— Begin TASK INPUTS —

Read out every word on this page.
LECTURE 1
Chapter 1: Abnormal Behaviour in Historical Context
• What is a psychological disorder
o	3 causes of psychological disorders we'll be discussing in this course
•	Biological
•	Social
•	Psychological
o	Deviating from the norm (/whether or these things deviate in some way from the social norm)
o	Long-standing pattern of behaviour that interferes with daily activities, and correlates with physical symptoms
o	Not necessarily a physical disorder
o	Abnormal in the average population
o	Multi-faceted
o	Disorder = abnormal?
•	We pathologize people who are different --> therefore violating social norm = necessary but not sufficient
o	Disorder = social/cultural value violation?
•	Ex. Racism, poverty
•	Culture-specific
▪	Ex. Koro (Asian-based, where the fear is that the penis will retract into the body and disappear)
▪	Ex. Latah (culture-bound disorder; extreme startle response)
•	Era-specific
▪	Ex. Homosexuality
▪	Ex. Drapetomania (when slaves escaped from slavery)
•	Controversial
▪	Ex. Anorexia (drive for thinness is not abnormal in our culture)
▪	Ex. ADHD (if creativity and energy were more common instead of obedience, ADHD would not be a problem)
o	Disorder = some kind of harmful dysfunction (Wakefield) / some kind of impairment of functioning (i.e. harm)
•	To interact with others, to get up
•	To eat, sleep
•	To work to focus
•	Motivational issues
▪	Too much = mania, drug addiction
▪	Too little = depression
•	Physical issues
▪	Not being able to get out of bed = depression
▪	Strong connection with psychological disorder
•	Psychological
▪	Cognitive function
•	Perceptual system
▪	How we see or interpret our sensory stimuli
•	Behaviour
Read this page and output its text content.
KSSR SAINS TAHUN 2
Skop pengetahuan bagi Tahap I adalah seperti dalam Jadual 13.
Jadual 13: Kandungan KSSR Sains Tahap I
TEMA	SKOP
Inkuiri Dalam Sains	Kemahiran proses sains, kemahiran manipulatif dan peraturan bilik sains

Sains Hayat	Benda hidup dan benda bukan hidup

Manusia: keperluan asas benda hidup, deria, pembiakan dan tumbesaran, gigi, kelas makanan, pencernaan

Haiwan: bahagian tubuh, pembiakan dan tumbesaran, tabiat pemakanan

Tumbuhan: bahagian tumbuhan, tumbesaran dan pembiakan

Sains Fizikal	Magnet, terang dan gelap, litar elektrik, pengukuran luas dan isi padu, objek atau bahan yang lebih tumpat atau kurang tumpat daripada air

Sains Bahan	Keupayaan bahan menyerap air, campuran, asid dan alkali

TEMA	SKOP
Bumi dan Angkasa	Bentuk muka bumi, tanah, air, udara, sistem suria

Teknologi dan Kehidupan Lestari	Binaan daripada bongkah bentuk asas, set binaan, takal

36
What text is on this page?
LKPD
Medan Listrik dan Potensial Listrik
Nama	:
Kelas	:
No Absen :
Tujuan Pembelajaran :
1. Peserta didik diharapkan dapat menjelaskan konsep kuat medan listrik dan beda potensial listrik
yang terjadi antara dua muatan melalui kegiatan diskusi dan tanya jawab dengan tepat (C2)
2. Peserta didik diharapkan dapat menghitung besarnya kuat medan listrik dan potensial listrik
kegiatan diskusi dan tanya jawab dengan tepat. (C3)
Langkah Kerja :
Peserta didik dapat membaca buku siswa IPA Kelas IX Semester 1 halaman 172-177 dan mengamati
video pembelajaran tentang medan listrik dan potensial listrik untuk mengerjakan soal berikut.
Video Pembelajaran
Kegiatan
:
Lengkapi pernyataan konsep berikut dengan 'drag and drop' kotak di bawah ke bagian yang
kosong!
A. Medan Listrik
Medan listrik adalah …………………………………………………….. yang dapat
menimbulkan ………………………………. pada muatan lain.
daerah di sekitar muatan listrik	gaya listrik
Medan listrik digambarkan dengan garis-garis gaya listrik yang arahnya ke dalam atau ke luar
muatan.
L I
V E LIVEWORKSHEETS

— End TASK INPUTS —

*SET PROBLEM*
Using the listing above, show every line that includes the string "this".

*EXPECTED ANSWER*
Read out every word on this page.
o	3 causes of psychological disorders we'll be discussing in this course
Read this page and output its text content.
What text is on this page?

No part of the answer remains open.